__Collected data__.
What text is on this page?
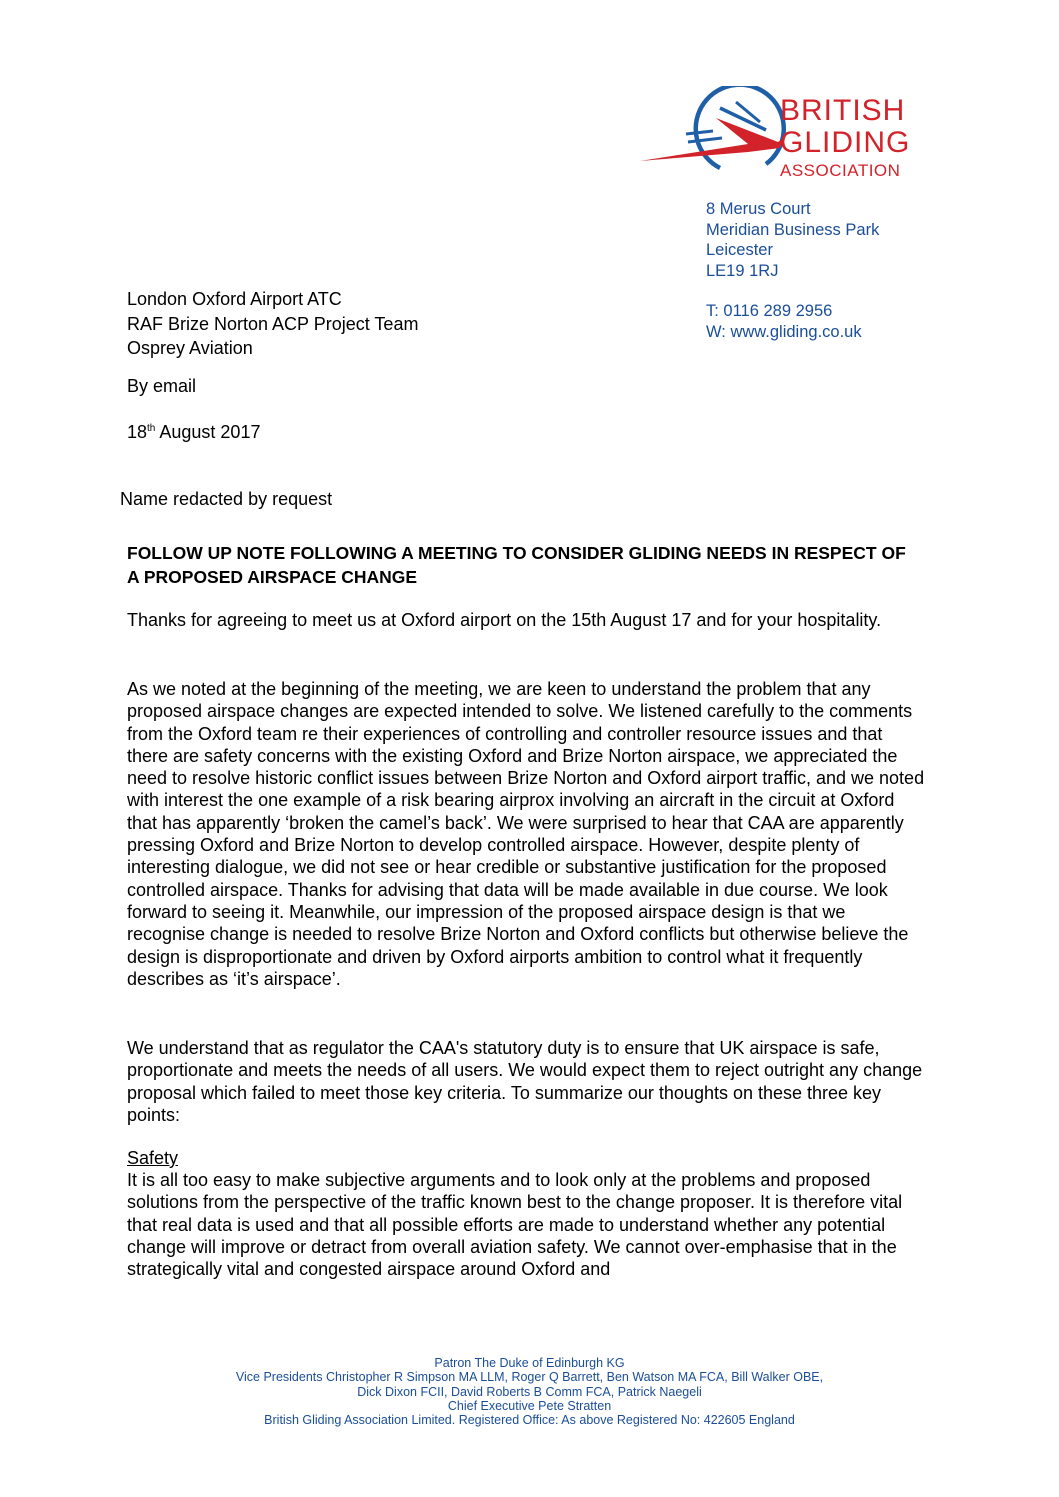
BRITISH
GLIDING
ASSOCIATION
8 Merus Court
Meridian Business Park
Leicester
LE19 1RJ
T: 0116 289 2956
W: www.gliding.co.uk
London Oxford Airport ATC
RAF Brize Norton ACP Project Team
Osprey Aviation
By email
18th August 2017
Name redacted by request
FOLLOW UP NOTE FOLLOWING A MEETING TO CONSIDER GLIDING NEEDS IN RESPECT OF A PROPOSED AIRSPACE CHANGE
Thanks for agreeing to meet us at Oxford airport on the 15th August 17 and for your hospitality.
As we noted at the beginning of the meeting, we are keen to understand the problem that any proposed airspace changes are expected intended to solve. We listened carefully to the comments from the Oxford team re their experiences of controlling and controller resource issues and that there are safety concerns with the existing Oxford and Brize Norton airspace, we appreciated the need to resolve historic conflict issues between Brize Norton and Oxford airport traffic, and we noted with interest the one example of a risk bearing airprox involving an aircraft in the circuit at Oxford that has apparently ‘broken the camel’s back’. We were surprised to hear that CAA are apparently pressing Oxford and Brize Norton to develop controlled airspace. However, despite plenty of interesting dialogue, we did not see or hear credible or substantive justification for the proposed controlled airspace. Thanks for advising that data will be made available in due course. We look forward to seeing it. Meanwhile, our impression of the proposed airspace design is that we recognise change is needed to resolve Brize Norton and Oxford conflicts but otherwise believe the design is disproportionate and driven by Oxford airports ambition to control what it frequently describes as ‘it’s airspace’.
We understand that as regulator the CAA's statutory duty is to ensure that UK airspace is safe, proportionate and meets the needs of all users. We would expect them to reject outright any change proposal which failed to meet those key criteria. To summarize our thoughts on these three key points:
Safety
It is all too easy to make subjective arguments and to look only at the problems and proposed solutions from the perspective of the traffic known best to the change proposer. It is therefore vital that real data is used and that all possible efforts are made to understand whether any potential change will improve or detract from overall aviation safety. We cannot over-emphasise that in the strategically vital and congested airspace around Oxford and
Patron The Duke of Edinburgh KG
Vice Presidents Christopher R Simpson MA LLM, Roger Q Barrett, Ben Watson MA FCA, Bill Walker OBE,
Dick Dixon FCII, David Roberts B Comm FCA, Patrick Naegeli
Chief Executive Pete Stratten
British Gliding Association Limited. Registered Office: As above Registered No: 422605 England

__STATED EXERCISE__. Leaving aside the images, write out the entries above word for word.

__FINAL RESULT__.
What text is on this page?
BRITISH
GLIDING
ASSOCIATION
8 Merus Court
Meridian Business Park
Leicester
LE19 1RJ
T: 0116 289 2956
W: www.gliding.co.uk
London Oxford Airport ATC
RAF Brize Norton ACP Project Team
Osprey Aviation
By email
18th August 2017
Name redacted by request
FOLLOW UP NOTE FOLLOWING A MEETING TO CONSIDER GLIDING NEEDS IN RESPECT OF A PROPOSED AIRSPACE CHANGE
Thanks for agreeing to meet us at Oxford airport on the 15th August 17 and for your hospitality.
As we noted at the beginning of the meeting, we are keen to understand the problem that any proposed airspace changes are expected intended to solve. We listened carefully to the comments from the Oxford team re their experiences of controlling and controller resource issues and that there are safety concerns with the existing Oxford and Brize Norton airspace, we appreciated the need to resolve historic conflict issues between Brize Norton and Oxford airport traffic, and we noted with interest the one example of a risk bearing airprox involving an aircraft in the circuit at Oxford that has apparently ‘broken the camel’s back’. We were surprised to hear that CAA are apparently pressing Oxford and Brize Norton to develop controlled airspace. However, despite plenty of interesting dialogue, we did not see or hear credible or substantive justification for the proposed controlled airspace. Thanks for advising that data will be made available in due course. We look forward to seeing it. Meanwhile, our impression of the proposed airspace design is that we recognise change is needed to resolve Brize Norton and Oxford conflicts but otherwise believe the design is disproportionate and driven by Oxford airports ambition to control what it frequently describes as ‘it’s airspace’.
We understand that as regulator the CAA's statutory duty is to ensure that UK airspace is safe, proportionate and meets the needs of all users. We would expect them to reject outright any change proposal which failed to meet those key criteria. To summarize our thoughts on these three key points:
Safety
It is all too easy to make subjective arguments and to look only at the problems and proposed solutions from the perspective of the traffic known best to the change proposer. It is therefore vital that real data is used and that all possible efforts are made to understand whether any potential change will improve or detract from overall aviation safety. We cannot over-emphasise that in the strategically vital and congested airspace around Oxford and
Patron The Duke of Edinburgh KG
Vice Presidents Christopher R Simpson MA LLM, Roger Q Barrett, Ben Watson MA FCA, Bill Walker OBE,
Dick Dixon FCII, David Roberts B Comm FCA, Patrick Naegeli
Chief Executive Pete Stratten
British Gliding Association Limited. Registered Office: As above Registered No: 422605 England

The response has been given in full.